--- BEGIN RECORDS FOR THIS TASK ---

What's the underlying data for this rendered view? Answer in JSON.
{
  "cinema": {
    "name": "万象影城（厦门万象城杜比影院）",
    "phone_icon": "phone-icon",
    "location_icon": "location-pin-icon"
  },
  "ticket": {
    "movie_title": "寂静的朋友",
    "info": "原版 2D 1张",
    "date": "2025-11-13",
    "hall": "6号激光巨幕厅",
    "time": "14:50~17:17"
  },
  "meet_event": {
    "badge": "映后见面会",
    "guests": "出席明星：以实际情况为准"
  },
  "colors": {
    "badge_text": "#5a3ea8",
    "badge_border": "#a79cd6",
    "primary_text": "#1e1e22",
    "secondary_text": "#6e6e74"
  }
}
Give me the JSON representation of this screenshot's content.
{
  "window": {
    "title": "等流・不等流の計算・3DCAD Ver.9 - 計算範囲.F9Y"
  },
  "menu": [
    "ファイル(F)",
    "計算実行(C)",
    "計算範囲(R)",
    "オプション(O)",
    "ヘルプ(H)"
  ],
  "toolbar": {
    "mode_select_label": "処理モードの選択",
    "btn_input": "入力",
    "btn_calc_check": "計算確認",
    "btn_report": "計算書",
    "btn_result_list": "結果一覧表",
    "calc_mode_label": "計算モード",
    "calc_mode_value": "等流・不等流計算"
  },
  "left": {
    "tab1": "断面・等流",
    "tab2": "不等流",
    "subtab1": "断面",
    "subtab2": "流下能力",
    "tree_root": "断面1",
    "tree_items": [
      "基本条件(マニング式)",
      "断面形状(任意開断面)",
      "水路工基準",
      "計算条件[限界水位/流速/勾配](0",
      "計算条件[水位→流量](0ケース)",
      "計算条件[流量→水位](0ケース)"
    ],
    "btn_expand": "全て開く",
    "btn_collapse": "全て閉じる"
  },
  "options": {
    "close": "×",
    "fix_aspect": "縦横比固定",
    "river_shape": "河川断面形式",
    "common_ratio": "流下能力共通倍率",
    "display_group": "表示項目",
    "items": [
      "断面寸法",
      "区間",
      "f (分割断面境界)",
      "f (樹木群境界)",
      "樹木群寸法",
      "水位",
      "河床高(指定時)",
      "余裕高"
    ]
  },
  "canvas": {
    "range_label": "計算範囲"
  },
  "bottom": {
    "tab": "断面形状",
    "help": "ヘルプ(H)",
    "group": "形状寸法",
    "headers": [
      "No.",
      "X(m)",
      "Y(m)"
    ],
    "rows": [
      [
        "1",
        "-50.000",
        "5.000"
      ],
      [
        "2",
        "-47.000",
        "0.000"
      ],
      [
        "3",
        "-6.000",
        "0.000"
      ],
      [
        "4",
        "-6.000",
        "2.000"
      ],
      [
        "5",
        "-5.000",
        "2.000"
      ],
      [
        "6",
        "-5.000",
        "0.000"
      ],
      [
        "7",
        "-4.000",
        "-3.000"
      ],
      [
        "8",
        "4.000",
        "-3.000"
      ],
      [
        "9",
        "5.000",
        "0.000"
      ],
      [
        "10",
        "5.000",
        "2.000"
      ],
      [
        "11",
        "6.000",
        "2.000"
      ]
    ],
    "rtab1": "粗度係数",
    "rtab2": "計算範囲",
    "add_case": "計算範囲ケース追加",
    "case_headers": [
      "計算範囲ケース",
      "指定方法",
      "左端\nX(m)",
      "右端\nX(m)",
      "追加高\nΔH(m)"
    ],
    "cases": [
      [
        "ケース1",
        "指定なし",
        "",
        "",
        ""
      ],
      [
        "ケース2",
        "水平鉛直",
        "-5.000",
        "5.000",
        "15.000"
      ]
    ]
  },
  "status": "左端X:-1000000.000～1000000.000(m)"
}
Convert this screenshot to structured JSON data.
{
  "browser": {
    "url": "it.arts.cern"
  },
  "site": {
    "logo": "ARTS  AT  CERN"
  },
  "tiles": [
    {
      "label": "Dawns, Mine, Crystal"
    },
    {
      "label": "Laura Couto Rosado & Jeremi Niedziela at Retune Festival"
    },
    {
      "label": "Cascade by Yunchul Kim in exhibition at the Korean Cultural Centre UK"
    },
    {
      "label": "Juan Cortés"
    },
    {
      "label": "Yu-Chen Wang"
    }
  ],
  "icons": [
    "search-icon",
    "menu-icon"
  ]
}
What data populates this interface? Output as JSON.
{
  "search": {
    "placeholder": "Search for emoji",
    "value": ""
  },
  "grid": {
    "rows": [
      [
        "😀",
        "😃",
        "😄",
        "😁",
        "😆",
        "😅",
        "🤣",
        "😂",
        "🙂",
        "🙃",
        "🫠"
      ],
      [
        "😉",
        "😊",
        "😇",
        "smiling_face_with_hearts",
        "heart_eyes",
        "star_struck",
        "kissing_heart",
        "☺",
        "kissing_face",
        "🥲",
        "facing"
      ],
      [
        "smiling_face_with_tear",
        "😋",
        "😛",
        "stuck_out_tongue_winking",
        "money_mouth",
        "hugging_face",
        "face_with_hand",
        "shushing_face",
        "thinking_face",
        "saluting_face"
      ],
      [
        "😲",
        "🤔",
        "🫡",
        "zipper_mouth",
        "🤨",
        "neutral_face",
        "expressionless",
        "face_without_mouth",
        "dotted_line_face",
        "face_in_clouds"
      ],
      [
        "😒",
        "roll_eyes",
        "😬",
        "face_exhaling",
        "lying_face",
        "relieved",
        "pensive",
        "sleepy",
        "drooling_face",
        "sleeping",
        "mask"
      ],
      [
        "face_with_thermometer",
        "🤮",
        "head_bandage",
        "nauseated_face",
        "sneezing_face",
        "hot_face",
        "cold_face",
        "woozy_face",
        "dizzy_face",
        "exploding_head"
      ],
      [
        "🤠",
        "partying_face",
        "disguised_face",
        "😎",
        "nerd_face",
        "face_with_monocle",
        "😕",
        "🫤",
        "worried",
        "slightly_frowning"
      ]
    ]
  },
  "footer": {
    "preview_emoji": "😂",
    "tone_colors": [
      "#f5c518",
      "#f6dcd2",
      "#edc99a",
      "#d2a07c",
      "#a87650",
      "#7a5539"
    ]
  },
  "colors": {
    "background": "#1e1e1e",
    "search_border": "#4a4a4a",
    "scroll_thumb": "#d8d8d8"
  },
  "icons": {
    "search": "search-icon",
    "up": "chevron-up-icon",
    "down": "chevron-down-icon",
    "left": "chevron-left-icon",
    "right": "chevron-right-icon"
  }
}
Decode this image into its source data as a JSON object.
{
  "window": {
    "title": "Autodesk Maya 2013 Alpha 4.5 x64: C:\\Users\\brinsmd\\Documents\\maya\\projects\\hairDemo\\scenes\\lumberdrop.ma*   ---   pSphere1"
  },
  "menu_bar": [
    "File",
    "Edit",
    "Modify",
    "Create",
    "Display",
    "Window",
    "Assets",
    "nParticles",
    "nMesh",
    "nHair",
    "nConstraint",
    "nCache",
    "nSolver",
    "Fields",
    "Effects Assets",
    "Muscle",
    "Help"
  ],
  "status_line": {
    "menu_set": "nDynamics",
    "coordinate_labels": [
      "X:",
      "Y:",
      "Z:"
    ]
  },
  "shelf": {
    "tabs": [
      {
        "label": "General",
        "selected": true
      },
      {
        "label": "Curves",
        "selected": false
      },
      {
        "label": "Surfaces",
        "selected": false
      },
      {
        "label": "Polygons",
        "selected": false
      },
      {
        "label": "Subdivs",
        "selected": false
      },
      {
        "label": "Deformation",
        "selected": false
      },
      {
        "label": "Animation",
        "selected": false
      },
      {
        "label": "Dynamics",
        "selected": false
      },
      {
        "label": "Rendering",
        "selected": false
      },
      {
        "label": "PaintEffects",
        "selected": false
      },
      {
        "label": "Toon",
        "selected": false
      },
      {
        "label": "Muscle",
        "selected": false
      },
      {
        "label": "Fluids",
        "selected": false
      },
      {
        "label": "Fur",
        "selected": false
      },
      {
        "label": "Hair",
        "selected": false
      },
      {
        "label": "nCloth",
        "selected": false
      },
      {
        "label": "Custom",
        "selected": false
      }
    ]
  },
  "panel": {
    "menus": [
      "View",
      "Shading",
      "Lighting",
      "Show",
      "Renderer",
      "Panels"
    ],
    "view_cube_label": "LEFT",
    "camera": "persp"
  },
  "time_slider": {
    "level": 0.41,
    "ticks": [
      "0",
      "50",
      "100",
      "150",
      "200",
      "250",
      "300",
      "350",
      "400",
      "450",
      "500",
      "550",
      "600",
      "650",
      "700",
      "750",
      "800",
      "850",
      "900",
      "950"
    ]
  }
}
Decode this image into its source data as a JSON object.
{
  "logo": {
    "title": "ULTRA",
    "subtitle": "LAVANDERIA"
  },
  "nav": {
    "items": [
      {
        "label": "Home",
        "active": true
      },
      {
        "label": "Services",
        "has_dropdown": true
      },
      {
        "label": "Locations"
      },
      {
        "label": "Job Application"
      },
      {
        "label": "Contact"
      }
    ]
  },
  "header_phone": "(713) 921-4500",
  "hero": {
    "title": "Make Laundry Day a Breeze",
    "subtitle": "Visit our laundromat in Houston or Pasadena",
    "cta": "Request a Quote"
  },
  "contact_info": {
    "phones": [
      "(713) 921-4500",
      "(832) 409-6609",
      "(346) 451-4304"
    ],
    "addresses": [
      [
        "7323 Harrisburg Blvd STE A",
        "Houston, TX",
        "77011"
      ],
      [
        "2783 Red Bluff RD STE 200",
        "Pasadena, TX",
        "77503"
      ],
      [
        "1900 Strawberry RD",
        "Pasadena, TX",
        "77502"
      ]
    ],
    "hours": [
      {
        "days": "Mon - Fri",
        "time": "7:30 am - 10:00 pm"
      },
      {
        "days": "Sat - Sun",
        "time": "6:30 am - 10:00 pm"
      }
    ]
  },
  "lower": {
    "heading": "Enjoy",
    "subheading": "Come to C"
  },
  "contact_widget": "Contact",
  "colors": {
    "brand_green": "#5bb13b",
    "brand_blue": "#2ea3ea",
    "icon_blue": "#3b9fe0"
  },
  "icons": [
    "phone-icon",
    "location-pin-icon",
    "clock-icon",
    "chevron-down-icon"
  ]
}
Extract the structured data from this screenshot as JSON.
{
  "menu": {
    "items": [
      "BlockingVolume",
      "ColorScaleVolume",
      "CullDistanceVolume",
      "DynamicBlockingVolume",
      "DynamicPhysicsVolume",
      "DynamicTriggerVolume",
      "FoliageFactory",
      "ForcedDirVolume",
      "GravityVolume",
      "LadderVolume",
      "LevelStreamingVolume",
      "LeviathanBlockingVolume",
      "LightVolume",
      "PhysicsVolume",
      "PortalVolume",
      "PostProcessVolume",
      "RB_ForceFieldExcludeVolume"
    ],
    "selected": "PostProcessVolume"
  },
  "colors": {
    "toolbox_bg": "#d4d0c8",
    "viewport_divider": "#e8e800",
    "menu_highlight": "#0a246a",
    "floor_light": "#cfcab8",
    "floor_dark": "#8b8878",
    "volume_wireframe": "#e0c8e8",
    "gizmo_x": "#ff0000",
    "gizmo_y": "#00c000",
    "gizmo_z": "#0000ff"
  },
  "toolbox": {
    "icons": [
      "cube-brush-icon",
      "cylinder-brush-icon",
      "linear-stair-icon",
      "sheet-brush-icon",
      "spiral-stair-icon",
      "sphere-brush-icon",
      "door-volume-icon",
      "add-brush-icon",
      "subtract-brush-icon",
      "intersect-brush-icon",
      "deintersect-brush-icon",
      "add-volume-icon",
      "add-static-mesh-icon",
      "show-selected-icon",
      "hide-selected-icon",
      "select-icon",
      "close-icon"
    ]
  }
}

--- END RECORDS FOR THIS TASK ---

= JOB =
Find the lines containing "data" and pull them out.

= RESPONSE =
What's the underlying data for this rendered view? Answer in JSON.
Convert this screenshot to structured JSON data.
What data populates this interface? Output as JSON.
Decode this image into its source data as a JSON object.
Decode this image into its source data as a JSON object.
Extract the structured data from this screenshot as JSON.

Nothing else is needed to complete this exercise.